Task directions
Extract every record, keeping each one exactly as it is.

▼▼▼

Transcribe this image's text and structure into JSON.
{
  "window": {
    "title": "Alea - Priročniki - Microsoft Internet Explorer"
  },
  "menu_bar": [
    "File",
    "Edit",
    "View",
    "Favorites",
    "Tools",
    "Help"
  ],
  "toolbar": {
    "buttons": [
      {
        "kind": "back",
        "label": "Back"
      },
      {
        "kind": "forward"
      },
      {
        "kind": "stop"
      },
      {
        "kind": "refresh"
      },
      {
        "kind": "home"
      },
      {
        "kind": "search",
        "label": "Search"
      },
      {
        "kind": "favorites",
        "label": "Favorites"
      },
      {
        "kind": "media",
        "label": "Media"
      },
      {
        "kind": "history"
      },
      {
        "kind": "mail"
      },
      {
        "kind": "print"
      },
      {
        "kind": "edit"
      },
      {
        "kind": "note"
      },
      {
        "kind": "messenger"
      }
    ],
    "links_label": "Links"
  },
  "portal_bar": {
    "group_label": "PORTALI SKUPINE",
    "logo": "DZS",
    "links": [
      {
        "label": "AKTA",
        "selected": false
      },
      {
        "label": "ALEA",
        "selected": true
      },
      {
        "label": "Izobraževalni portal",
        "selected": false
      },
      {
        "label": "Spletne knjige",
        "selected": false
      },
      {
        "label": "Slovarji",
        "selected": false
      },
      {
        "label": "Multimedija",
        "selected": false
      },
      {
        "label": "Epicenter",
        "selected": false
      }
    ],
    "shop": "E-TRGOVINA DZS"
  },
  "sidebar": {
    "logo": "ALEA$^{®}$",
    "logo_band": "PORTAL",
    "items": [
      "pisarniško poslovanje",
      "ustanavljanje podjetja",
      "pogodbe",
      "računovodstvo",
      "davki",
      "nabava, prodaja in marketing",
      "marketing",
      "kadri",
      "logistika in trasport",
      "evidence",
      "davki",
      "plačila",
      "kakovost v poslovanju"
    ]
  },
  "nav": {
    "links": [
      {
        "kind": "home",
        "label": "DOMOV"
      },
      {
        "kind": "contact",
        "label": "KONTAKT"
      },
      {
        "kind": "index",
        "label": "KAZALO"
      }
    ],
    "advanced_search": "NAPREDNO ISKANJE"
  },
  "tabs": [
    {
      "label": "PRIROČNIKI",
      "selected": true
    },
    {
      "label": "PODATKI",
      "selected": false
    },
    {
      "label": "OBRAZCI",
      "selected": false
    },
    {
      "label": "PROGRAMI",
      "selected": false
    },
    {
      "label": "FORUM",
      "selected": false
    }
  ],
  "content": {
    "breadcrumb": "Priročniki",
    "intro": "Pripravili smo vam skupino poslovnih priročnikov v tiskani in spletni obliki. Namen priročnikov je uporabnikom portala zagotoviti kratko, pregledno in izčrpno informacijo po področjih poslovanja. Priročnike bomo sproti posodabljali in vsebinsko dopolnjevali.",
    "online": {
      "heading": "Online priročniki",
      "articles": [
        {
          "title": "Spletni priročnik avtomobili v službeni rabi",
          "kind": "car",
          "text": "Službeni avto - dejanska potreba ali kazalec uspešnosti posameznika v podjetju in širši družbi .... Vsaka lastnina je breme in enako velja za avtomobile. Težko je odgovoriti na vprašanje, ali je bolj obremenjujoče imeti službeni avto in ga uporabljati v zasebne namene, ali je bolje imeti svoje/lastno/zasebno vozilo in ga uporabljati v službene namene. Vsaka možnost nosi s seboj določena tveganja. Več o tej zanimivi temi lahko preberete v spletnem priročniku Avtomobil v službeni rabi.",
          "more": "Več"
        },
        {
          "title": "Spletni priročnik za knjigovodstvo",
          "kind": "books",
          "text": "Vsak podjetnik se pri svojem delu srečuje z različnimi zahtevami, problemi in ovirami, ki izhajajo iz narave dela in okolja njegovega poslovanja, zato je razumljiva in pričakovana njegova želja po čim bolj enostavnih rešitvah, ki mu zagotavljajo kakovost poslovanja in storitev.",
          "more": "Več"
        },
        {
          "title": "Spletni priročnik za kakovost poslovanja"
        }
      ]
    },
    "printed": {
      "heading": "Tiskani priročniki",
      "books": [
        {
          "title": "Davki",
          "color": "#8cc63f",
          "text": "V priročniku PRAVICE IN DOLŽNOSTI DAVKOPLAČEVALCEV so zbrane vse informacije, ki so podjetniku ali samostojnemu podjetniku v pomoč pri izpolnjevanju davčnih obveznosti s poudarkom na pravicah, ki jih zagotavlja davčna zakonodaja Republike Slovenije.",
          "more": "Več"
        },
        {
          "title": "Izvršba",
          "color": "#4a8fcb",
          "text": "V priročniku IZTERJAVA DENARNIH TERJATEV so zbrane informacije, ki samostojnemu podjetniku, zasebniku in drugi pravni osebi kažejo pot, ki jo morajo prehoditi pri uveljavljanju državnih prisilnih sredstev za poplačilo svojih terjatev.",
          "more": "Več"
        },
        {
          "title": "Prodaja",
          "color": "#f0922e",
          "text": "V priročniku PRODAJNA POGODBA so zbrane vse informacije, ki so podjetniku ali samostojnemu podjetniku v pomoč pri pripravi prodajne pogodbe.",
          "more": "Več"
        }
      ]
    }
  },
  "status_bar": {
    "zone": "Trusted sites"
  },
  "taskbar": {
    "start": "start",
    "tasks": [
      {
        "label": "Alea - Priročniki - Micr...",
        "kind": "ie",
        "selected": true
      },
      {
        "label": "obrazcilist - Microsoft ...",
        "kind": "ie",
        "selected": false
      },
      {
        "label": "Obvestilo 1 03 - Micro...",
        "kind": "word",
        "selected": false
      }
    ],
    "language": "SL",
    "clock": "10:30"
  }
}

▲▲▲

Answer below
Transcribe this image's text and structure into JSON.
{
  "window": {
    "title": "Alea - Priročniki - Microsoft Internet Explorer"
  },
  "menu_bar": [
    "File",
    "Edit",
    "View",
    "Favorites",
    "Tools",
    "Help"
  ],
  "toolbar": {
    "buttons": [
      {
        "kind": "back",
        "label": "Back"
      },
      {
        "kind": "forward"
      },
      {
        "kind": "stop"
      },
      {
        "kind": "refresh"
      },
      {
        "kind": "home"
      },
      {
        "kind": "search",
        "label": "Search"
      },
      {
        "kind": "favorites",
        "label": "Favorites"
      },
      {
        "kind": "media",
        "label": "Media"
      },
      {
        "kind": "history"
      },
      {
        "kind": "mail"
      },
      {
        "kind": "print"
      },
      {
        "kind": "edit"
      },
      {
        "kind": "note"
      },
      {
        "kind": "messenger"
      }
    ],
    "links_label": "Links"
  },
  "portal_bar": {
    "group_label": "PORTALI SKUPINE",
    "logo": "DZS",
    "links": [
      {
        "label": "AKTA",
        "selected": false
      },
      {
        "label": "ALEA",
        "selected": true
      },
      {
        "label": "Izobraževalni portal",
        "selected": false
      },
      {
        "label": "Spletne knjige",
        "selected": false
      },
      {
        "label": "Slovarji",
        "selected": false
      },
      {
        "label": "Multimedija",
        "selected": false
      },
      {
        "label": "Epicenter",
        "selected": false
      }
    ],
    "shop": "E-TRGOVINA DZS"
  },
  "sidebar": {
    "logo": "ALEA$^{®}$",
    "logo_band": "PORTAL",
    "items": [
      "pisarniško poslovanje",
      "ustanavljanje podjetja",
      "pogodbe",
      "računovodstvo",
      "davki",
      "nabava, prodaja in marketing",
      "marketing",
      "kadri",
      "logistika in trasport",
      "evidence",
      "davki",
      "plačila",
      "kakovost v poslovanju"
    ]
  },
  "nav": {
    "links": [
      {
        "kind": "home",
        "label": "DOMOV"
      },
      {
        "kind": "contact",
        "label": "KONTAKT"
      },
      {
        "kind": "index",
        "label": "KAZALO"
      }
    ],
    "advanced_search": "NAPREDNO ISKANJE"
  },
  "tabs": [
    {
      "label": "PRIROČNIKI",
      "selected": true
    },
    {
      "label": "PODATKI",
      "selected": false
    },
    {
      "label": "OBRAZCI",
      "selected": false
    },
    {
      "label": "PROGRAMI",
      "selected": false
    },
    {
      "label": "FORUM",
      "selected": false
    }
  ],
  "content": {
    "breadcrumb": "Priročniki",
    "intro": "Pripravili smo vam skupino poslovnih priročnikov v tiskani in spletni obliki. Namen priročnikov je uporabnikom portala zagotoviti kratko, pregledno in izčrpno informacijo po področjih poslovanja. Priročnike bomo sproti posodabljali in vsebinsko dopolnjevali.",
    "online": {
      "heading": "Online priročniki",
      "articles": [
        {
          "title": "Spletni priročnik avtomobili v službeni rabi",
          "kind": "car",
          "text": "Službeni avto - dejanska potreba ali kazalec uspešnosti posameznika v podjetju in širši družbi .... Vsaka lastnina je breme in enako velja za avtomobile. Težko je odgovoriti na vprašanje, ali je bolj obremenjujoče imeti službeni avto in ga uporabljati v zasebne namene, ali je bolje imeti svoje/lastno/zasebno vozilo in ga uporabljati v službene namene. Vsaka možnost nosi s seboj določena tveganja. Več o tej zanimivi temi lahko preberete v spletnem priročniku Avtomobil v službeni rabi.",
          "more": "Več"
        },
        {
          "title": "Spletni priročnik za knjigovodstvo",
          "kind": "books",
          "text": "Vsak podjetnik se pri svojem delu srečuje z različnimi zahtevami, problemi in ovirami, ki izhajajo iz narave dela in okolja njegovega poslovanja, zato je razumljiva in pričakovana njegova želja po čim bolj enostavnih rešitvah, ki mu zagotavljajo kakovost poslovanja in storitev.",
          "more": "Več"
        },
        {
          "title": "Spletni priročnik za kakovost poslovanja"
        }
      ]
    },
    "printed": {
      "heading": "Tiskani priročniki",
      "books": [
        {
          "title": "Davki",
          "color": "#8cc63f",
          "text": "V priročniku PRAVICE IN DOLŽNOSTI DAVKOPLAČEVALCEV so zbrane vse informacije, ki so podjetniku ali samostojnemu podjetniku v pomoč pri izpolnjevanju davčnih obveznosti s poudarkom na pravicah, ki jih zagotavlja davčna zakonodaja Republike Slovenije.",
          "more": "Več"
        },
        {
          "title": "Izvršba",
          "color": "#4a8fcb",
          "text": "V priročniku IZTERJAVA DENARNIH TERJATEV so zbrane informacije, ki samostojnemu podjetniku, zasebniku in drugi pravni osebi kažejo pot, ki jo morajo prehoditi pri uveljavljanju državnih prisilnih sredstev za poplačilo svojih terjatev.",
          "more": "Več"
        },
        {
          "title": "Prodaja",
          "color": "#f0922e",
          "text": "V priročniku PRODAJNA POGODBA so zbrane vse informacije, ki so podjetniku ali samostojnemu podjetniku v pomoč pri pripravi prodajne pogodbe.",
          "more": "Več"
        }
      ]
    }
  },
  "status_bar": {
    "zone": "Trusted sites"
  },
  "taskbar": {
    "start": "start",
    "tasks": [
      {
        "label": "Alea - Priročniki - Micr...",
        "kind": "ie",
        "selected": true
      },
      {
        "label": "obrazcilist - Microsoft ...",
        "kind": "ie",
        "selected": false
      },
      {
        "label": "Obvestilo 1 03 - Micro...",
        "kind": "word",
        "selected": false
      }
    ],
    "language": "SL",
    "clock": "10:30"
  }
}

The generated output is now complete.